Dataset entries:
★ ★ ★ ★

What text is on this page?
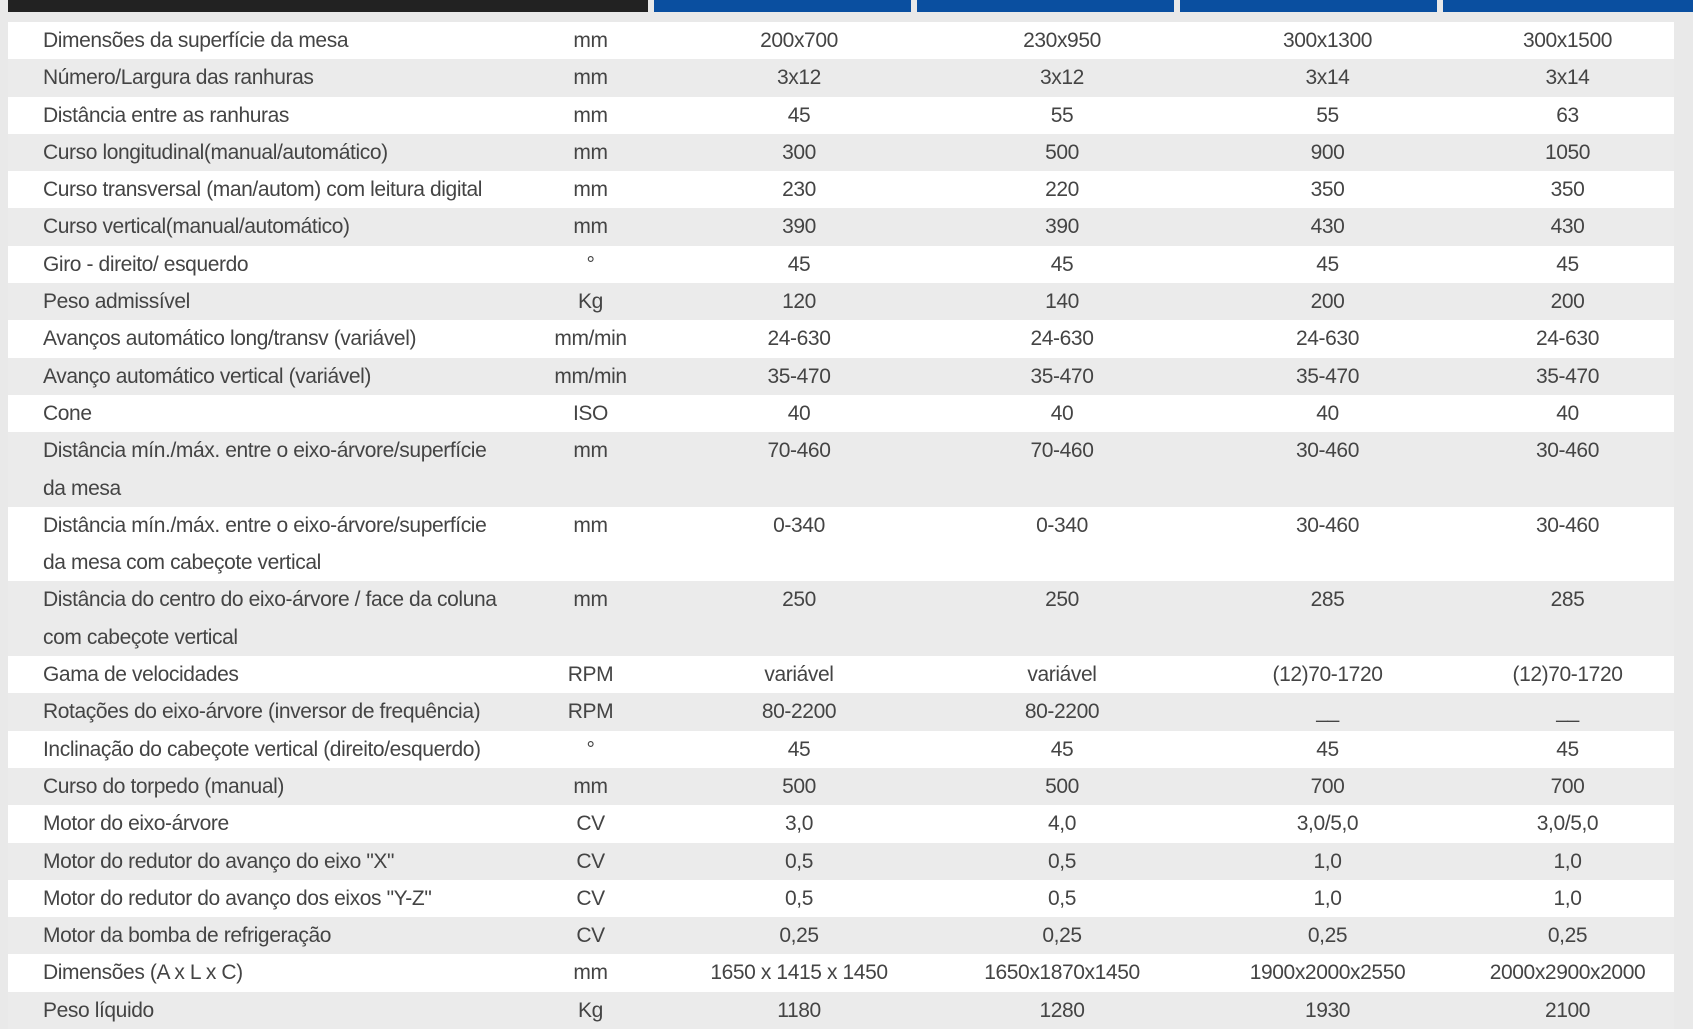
Dimensões da superfície da mesa	mm	200x700	230x950	300x1300	300x1500
Número/Largura das ranhuras	mm	3x12	3x12	3x14	3x14
Distância entre as ranhuras	mm	45	55	55	63
Curso longitudinal(manual/automático)	mm	300	500	900	1050
Curso transversal (man/autom) com leitura digital	mm	230	220	350	350
Curso vertical(manual/automático)	mm	390	390	430	430
Giro - direito/ esquerdo	°	45	45	45	45
Peso admissível	Kg	120	140	200	200
Avanços automático long/transv (variável)	mm/min	24-630	24-630	24-630	24-630
Avanço automático vertical (variável)	mm/min	35-470	35-470	35-470	35-470
Cone	ISO	40	40	40	40
Distância mín./máx. entre o eixo-árvore/superfície da mesa	mm	70-460	70-460	30-460	30-460
Distância mín./máx. entre o eixo-árvore/superfície da mesa com cabeçote vertical	mm	0-340	0-340	30-460	30-460
Distância do centro do eixo-árvore / face da coluna com cabeçote vertical	mm	250	250	285	285
Gama de velocidades	RPM	variável	variável	(12)70-1720	(12)70-1720
Rotações do eixo-árvore (inversor de frequência)	RPM	80-2200	80-2200	__	__
Inclinação do cabeçote vertical (direito/esquerdo)	°	45	45	45	45
Curso do torpedo (manual)	mm	500	500	700	700
Motor do eixo-árvore	CV	3,0	4,0	3,0/5,0	3,0/5,0
Motor do redutor do avanço do eixo "X"	CV	0,5	0,5	1,0	1,0
Motor do redutor do avanço dos eixos "Y-Z"	CV	0,5	0,5	1,0	1,0
Motor da bomba de refrigeração	CV	0,25	0,25	0,25	0,25
Dimensões (A x L x C)	mm	1650 x 1415 x 1450	1650x1870x1450	1900x2000x2550	2000x2900x2000
Peso líquido	Kg	1180	1280	1930	2100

★ ★ ★ ★

__WHAT YOU HAVE TO DO__
Extract the text of all the records above verbatim, excluding pictures.

__ANSWER__
What text is on this page?
Dimensões da superfície da mesa	mm	200x700	230x950	300x1300	300x1500
Número/Largura das ranhuras	mm	3x12	3x12	3x14	3x14
Distância entre as ranhuras	mm	45	55	55	63
Curso longitudinal(manual/automático)	mm	300	500	900	1050
Curso transversal (man/autom) com leitura digital	mm	230	220	350	350
Curso vertical(manual/automático)	mm	390	390	430	430
Giro - direito/ esquerdo	°	45	45	45	45
Peso admissível	Kg	120	140	200	200
Avanços automático long/transv (variável)	mm/min	24-630	24-630	24-630	24-630
Avanço automático vertical (variável)	mm/min	35-470	35-470	35-470	35-470
Cone	ISO	40	40	40	40
Distância mín./máx. entre o eixo-árvore/superfície da mesa	mm	70-460	70-460	30-460	30-460
Distância mín./máx. entre o eixo-árvore/superfície da mesa com cabeçote vertical	mm	0-340	0-340	30-460	30-460
Distância do centro do eixo-árvore / face da coluna com cabeçote vertical	mm	250	250	285	285
Gama de velocidades	RPM	variável	variável	(12)70-1720	(12)70-1720
Rotações do eixo-árvore (inversor de frequência)	RPM	80-2200	80-2200	__	__
Inclinação do cabeçote vertical (direito/esquerdo)	°	45	45	45	45
Curso do torpedo (manual)	mm	500	500	700	700
Motor do eixo-árvore	CV	3,0	4,0	3,0/5,0	3,0/5,0
Motor do redutor do avanço do eixo "X"	CV	0,5	0,5	1,0	1,0
Motor do redutor do avanço dos eixos "Y-Z"	CV	0,5	0,5	1,0	1,0
Motor da bomba de refrigeração	CV	0,25	0,25	0,25	0,25
Dimensões (A x L x C)	mm	1650 x 1415 x 1450	1650x1870x1450	1900x2000x2550	2000x2900x2000
Peso líquido	Kg	1180	1280	1930	2100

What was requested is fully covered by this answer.